WRITTEN EXERCISE » Extract every line of the records below and reproduce each one without altering a single character.

>>>

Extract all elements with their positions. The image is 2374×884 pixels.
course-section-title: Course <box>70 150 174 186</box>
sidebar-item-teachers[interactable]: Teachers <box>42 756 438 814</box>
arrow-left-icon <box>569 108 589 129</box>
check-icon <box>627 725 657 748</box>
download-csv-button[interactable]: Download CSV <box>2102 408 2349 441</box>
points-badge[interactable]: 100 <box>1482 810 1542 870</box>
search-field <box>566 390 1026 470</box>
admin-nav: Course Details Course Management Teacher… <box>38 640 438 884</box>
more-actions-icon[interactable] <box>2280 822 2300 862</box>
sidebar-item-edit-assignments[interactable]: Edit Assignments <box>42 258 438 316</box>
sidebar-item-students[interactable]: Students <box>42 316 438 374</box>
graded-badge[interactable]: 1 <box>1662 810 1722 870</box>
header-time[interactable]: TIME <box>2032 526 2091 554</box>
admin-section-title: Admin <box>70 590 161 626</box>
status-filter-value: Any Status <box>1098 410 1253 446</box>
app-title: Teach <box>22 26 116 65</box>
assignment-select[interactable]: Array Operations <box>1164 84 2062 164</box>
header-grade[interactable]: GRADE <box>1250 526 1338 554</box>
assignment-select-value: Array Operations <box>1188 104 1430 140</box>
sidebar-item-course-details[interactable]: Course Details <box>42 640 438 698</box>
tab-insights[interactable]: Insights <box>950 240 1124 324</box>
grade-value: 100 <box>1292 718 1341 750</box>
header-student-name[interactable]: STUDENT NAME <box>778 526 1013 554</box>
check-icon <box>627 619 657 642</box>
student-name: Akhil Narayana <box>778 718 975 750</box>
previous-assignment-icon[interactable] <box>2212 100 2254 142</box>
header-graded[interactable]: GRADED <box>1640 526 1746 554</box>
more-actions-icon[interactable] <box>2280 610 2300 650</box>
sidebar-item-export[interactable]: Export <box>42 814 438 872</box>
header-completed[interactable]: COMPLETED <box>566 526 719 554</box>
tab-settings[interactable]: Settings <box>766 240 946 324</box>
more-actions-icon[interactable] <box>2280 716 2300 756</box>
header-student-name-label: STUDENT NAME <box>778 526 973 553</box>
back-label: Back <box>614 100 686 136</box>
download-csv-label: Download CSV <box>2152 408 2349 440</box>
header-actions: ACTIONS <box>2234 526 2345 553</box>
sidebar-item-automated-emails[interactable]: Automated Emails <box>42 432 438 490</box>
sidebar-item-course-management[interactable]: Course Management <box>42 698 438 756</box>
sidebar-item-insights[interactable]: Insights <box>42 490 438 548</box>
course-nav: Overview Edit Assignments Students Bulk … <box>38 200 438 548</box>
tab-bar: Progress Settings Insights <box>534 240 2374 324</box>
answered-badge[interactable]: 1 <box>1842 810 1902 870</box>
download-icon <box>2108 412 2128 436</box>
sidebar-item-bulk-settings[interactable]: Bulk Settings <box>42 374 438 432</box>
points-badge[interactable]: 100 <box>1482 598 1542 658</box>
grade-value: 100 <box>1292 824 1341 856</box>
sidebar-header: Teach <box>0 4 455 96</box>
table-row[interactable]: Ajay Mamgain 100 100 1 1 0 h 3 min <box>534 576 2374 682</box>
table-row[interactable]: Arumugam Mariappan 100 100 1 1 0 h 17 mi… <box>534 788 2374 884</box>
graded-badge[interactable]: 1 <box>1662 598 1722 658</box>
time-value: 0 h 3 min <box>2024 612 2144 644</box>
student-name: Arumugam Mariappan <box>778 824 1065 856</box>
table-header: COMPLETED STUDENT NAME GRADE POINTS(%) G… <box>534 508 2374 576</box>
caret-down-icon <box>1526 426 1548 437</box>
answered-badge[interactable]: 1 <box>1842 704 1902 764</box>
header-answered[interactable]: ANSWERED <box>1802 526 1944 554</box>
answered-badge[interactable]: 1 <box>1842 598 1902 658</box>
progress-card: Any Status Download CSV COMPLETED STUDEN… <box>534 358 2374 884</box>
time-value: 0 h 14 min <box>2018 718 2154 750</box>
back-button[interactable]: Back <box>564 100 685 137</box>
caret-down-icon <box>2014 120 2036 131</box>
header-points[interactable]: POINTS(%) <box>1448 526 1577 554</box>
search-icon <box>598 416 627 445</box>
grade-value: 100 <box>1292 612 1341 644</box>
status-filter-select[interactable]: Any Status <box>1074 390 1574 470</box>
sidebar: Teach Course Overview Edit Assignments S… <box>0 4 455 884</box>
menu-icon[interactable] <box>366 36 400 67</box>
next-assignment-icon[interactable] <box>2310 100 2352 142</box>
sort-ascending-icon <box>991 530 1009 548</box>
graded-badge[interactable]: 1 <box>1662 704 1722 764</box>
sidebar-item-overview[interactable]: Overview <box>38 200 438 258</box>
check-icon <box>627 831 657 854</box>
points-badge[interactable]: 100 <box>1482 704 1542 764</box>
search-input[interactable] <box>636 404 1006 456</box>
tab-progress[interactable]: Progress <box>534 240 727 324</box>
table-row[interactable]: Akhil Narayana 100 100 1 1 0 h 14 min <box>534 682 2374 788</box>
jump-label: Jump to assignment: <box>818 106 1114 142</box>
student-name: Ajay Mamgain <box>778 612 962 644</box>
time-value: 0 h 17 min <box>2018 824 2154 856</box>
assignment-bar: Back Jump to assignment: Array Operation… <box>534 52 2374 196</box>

<<<

WRITTEN ANSWER »
Extract all elements with their positions. The image is 2374×884 pixels.
course-section-title: Course <box>70 150 174 186</box>
sidebar-item-teachers[interactable]: Teachers <box>42 756 438 814</box>
arrow-left-icon <box>569 108 589 129</box>
check-icon <box>627 725 657 748</box>
download-csv-button[interactable]: Download CSV <box>2102 408 2349 441</box>
points-badge[interactable]: 100 <box>1482 810 1542 870</box>
search-field <box>566 390 1026 470</box>
admin-nav: Course Details Course Management Teacher… <box>38 640 438 884</box>
more-actions-icon[interactable] <box>2280 822 2300 862</box>
sidebar-item-edit-assignments[interactable]: Edit Assignments <box>42 258 438 316</box>
sidebar-item-students[interactable]: Students <box>42 316 438 374</box>
graded-badge[interactable]: 1 <box>1662 810 1722 870</box>
header-time[interactable]: TIME <box>2032 526 2091 554</box>
admin-section-title: Admin <box>70 590 161 626</box>
status-filter-value: Any Status <box>1098 410 1253 446</box>
app-title: Teach <box>22 26 116 65</box>
assignment-select[interactable]: Array Operations <box>1164 84 2062 164</box>
header-grade[interactable]: GRADE <box>1250 526 1338 554</box>
assignment-select-value: Array Operations <box>1188 104 1430 140</box>
sidebar-item-course-details[interactable]: Course Details <box>42 640 438 698</box>
tab-insights[interactable]: Insights <box>950 240 1124 324</box>
grade-value: 100 <box>1292 718 1341 750</box>
header-student-name[interactable]: STUDENT NAME <box>778 526 1013 554</box>
check-icon <box>627 619 657 642</box>
student-name: Akhil Narayana <box>778 718 975 750</box>
previous-assignment-icon[interactable] <box>2212 100 2254 142</box>
header-graded[interactable]: GRADED <box>1640 526 1746 554</box>
more-actions-icon[interactable] <box>2280 610 2300 650</box>
sidebar-item-export[interactable]: Export <box>42 814 438 872</box>
header-completed[interactable]: COMPLETED <box>566 526 719 554</box>
tab-settings[interactable]: Settings <box>766 240 946 324</box>
more-actions-icon[interactable] <box>2280 716 2300 756</box>
header-student-name-label: STUDENT NAME <box>778 526 973 553</box>
back-label: Back <box>614 100 686 136</box>
download-csv-label: Download CSV <box>2152 408 2349 440</box>
header-actions: ACTIONS <box>2234 526 2345 553</box>
sidebar-item-automated-emails[interactable]: Automated Emails <box>42 432 438 490</box>
sidebar-item-course-management[interactable]: Course Management <box>42 698 438 756</box>
sidebar-item-insights[interactable]: Insights <box>42 490 438 548</box>
course-nav: Overview Edit Assignments Students Bulk … <box>38 200 438 548</box>
tab-bar: Progress Settings Insights <box>534 240 2374 324</box>
answered-badge[interactable]: 1 <box>1842 810 1902 870</box>
download-icon <box>2108 412 2128 436</box>
sidebar-item-bulk-settings[interactable]: Bulk Settings <box>42 374 438 432</box>
points-badge[interactable]: 100 <box>1482 598 1542 658</box>
grade-value: 100 <box>1292 824 1341 856</box>
sidebar-header: Teach <box>0 4 455 96</box>
table-row[interactable]: Ajay Mamgain 100 100 1 1 0 h 3 min <box>534 576 2374 682</box>
table-row[interactable]: Arumugam Mariappan 100 100 1 1 0 h 17 mi… <box>534 788 2374 884</box>
graded-badge[interactable]: 1 <box>1662 598 1722 658</box>
time-value: 0 h 3 min <box>2024 612 2144 644</box>
student-name: Arumugam Mariappan <box>778 824 1065 856</box>
table-header: COMPLETED STUDENT NAME GRADE POINTS(%) G… <box>534 508 2374 576</box>
caret-down-icon <box>1526 426 1548 437</box>
answered-badge[interactable]: 1 <box>1842 704 1902 764</box>
header-answered[interactable]: ANSWERED <box>1802 526 1944 554</box>
answered-badge[interactable]: 1 <box>1842 598 1902 658</box>
progress-card: Any Status Download CSV COMPLETED STUDEN… <box>534 358 2374 884</box>
time-value: 0 h 14 min <box>2018 718 2154 750</box>
back-button[interactable]: Back <box>564 100 685 137</box>
caret-down-icon <box>2014 120 2036 131</box>
header-points[interactable]: POINTS(%) <box>1448 526 1577 554</box>
search-icon <box>598 416 627 445</box>
grade-value: 100 <box>1292 612 1341 644</box>
status-filter-select[interactable]: Any Status <box>1074 390 1574 470</box>
sidebar: Teach Course Overview Edit Assignments S… <box>0 4 455 884</box>
menu-icon[interactable] <box>366 36 400 67</box>
next-assignment-icon[interactable] <box>2310 100 2352 142</box>
sort-ascending-icon <box>991 530 1009 548</box>
graded-badge[interactable]: 1 <box>1662 704 1722 764</box>
sidebar-item-overview[interactable]: Overview <box>38 200 438 258</box>
check-icon <box>627 831 657 854</box>
points-badge[interactable]: 100 <box>1482 704 1542 764</box>
search-input[interactable] <box>636 404 1006 456</box>
tab-progress[interactable]: Progress <box>534 240 727 324</box>
table-row[interactable]: Akhil Narayana 100 100 1 1 0 h 14 min <box>534 682 2374 788</box>
jump-label: Jump to assignment: <box>818 106 1114 142</box>
student-name: Ajay Mamgain <box>778 612 962 644</box>
time-value: 0 h 17 min <box>2018 824 2154 856</box>
assignment-bar: Back Jump to assignment: Array Operation… <box>534 52 2374 196</box>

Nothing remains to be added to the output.